Set down all of the data that follows word for word, without the images.

:::::

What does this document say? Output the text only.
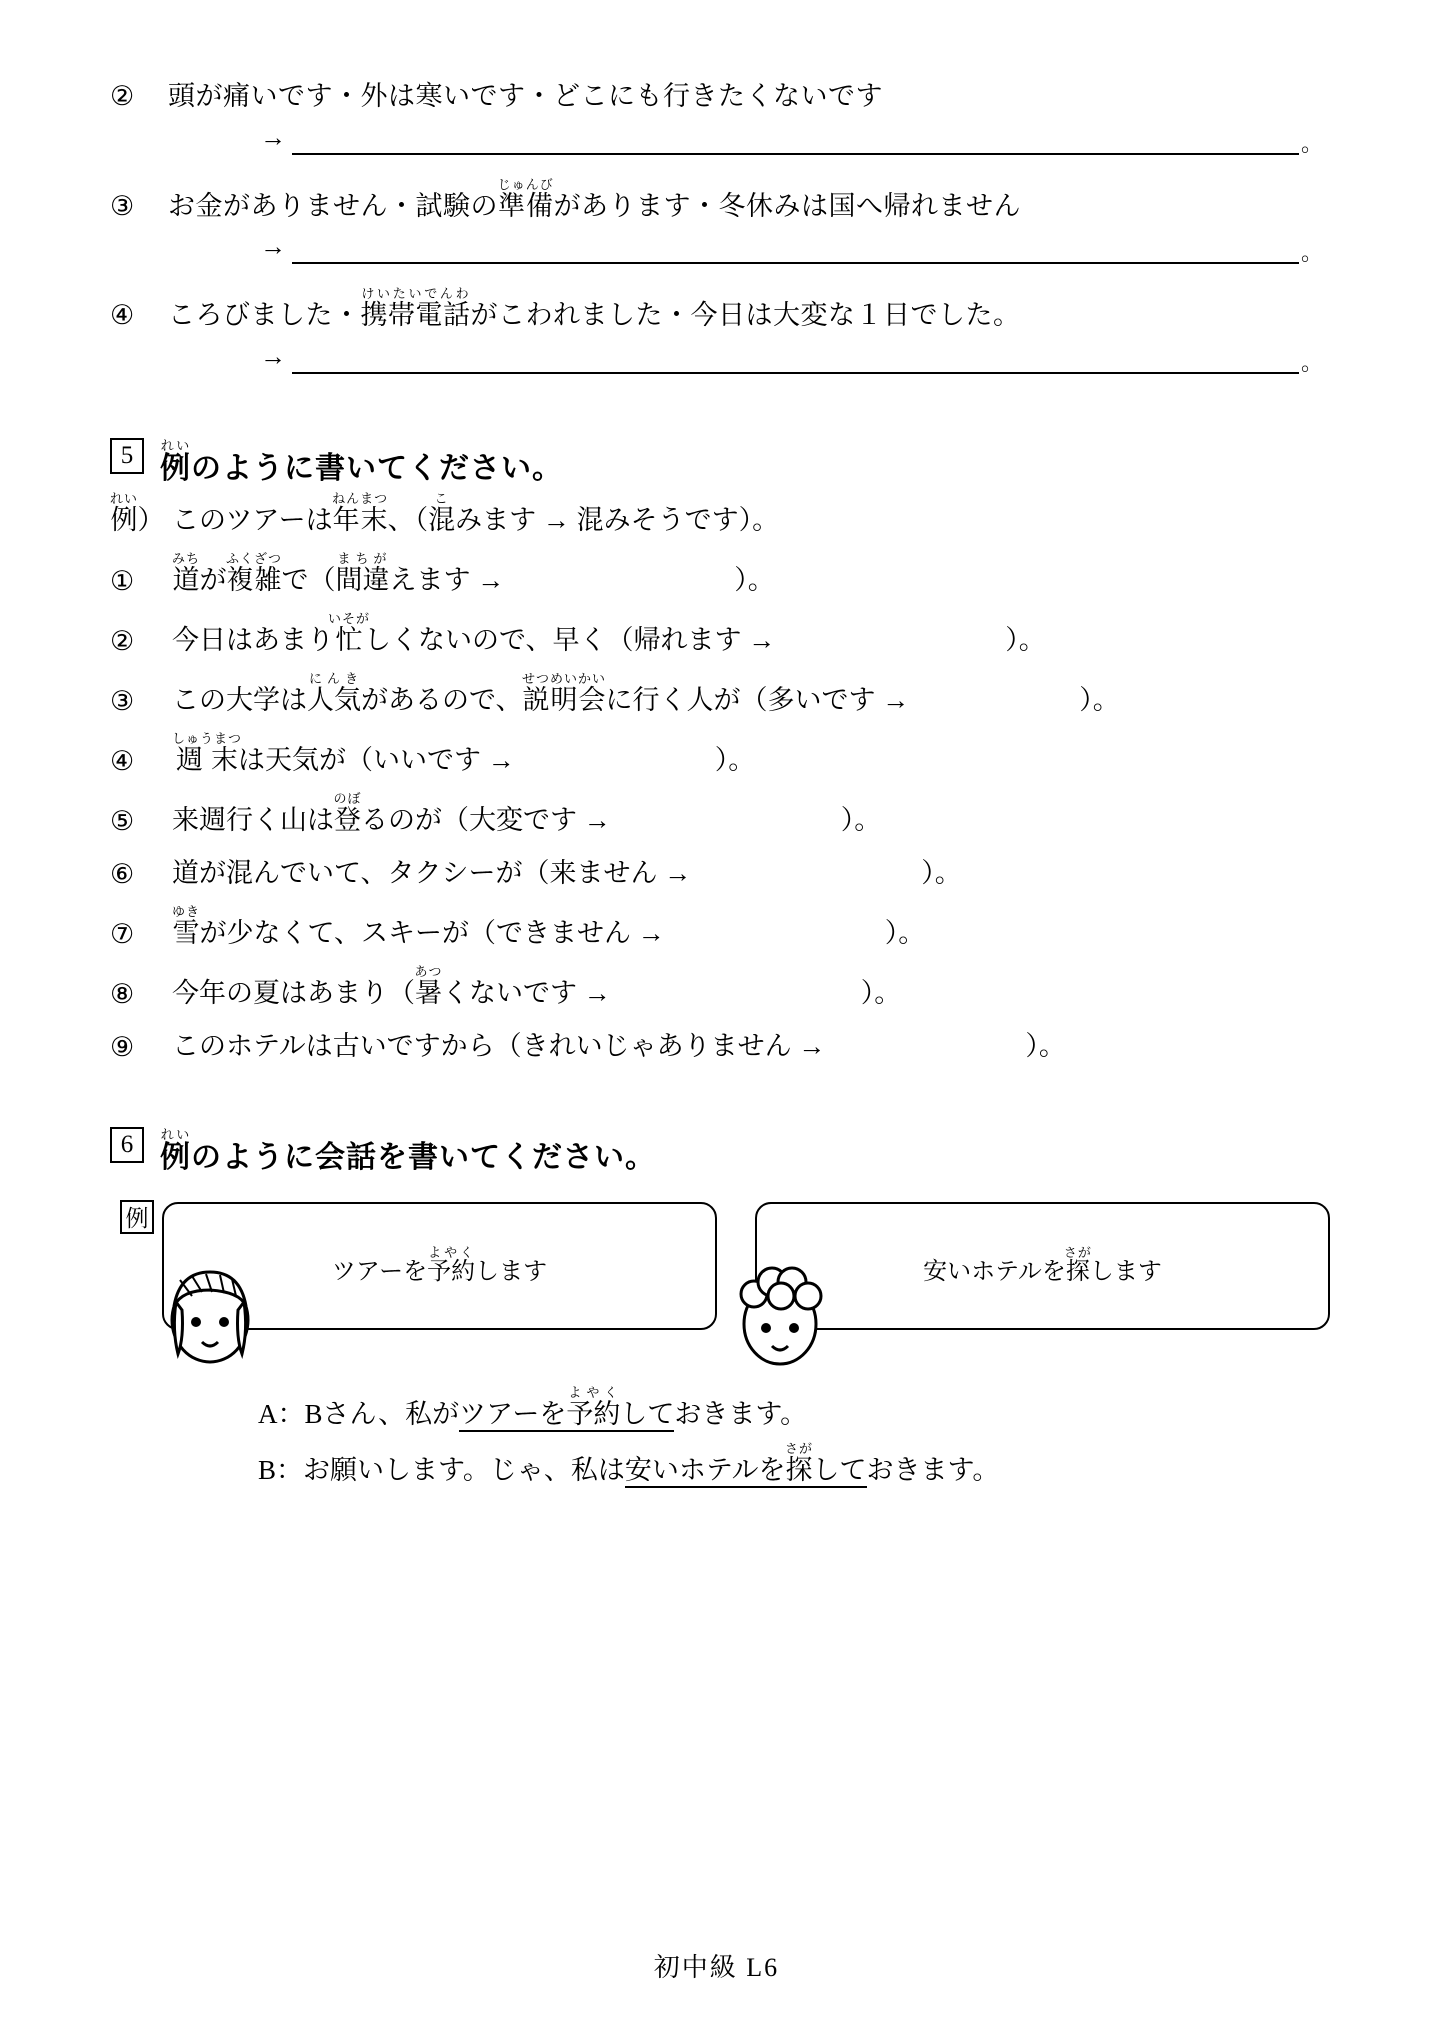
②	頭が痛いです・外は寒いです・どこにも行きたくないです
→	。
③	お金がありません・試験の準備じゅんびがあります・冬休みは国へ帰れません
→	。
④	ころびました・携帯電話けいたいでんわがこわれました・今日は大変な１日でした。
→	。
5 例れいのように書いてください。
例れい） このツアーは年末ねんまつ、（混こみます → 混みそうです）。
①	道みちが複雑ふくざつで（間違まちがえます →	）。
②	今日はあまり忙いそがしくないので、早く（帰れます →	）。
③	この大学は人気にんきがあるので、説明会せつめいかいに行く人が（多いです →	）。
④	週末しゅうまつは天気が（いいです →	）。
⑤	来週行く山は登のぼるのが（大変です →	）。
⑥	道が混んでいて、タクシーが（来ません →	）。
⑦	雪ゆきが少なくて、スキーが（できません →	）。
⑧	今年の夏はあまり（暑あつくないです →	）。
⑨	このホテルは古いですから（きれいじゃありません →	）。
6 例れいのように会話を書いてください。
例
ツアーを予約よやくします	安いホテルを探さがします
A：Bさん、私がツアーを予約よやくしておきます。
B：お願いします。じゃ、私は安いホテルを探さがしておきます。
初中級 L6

:::::

[Reply to the exercise]
What does this document say? Output the text only.
②	頭が痛いです・外は寒いです・どこにも行きたくないです
→	。
③	お金がありません・試験の準備じゅんびがあります・冬休みは国へ帰れません
→	。
④	ころびました・携帯電話けいたいでんわがこわれました・今日は大変な１日でした。
→	。
5 例れいのように書いてください。
例れい） このツアーは年末ねんまつ、（混こみます → 混みそうです）。
①	道みちが複雑ふくざつで（間違まちがえます →	）。
②	今日はあまり忙いそがしくないので、早く（帰れます →	）。
③	この大学は人気にんきがあるので、説明会せつめいかいに行く人が（多いです →	）。
④	週末しゅうまつは天気が（いいです →	）。
⑤	来週行く山は登のぼるのが（大変です →	）。
⑥	道が混んでいて、タクシーが（来ません →	）。
⑦	雪ゆきが少なくて、スキーが（できません →	）。
⑧	今年の夏はあまり（暑あつくないです →	）。
⑨	このホテルは古いですから（きれいじゃありません →	）。
6 例れいのように会話を書いてください。
例
ツアーを予約よやくします	安いホテルを探さがします
A：Bさん、私がツアーを予約よやくしておきます。
B：お願いします。じゃ、私は安いホテルを探さがしておきます。
初中級 L6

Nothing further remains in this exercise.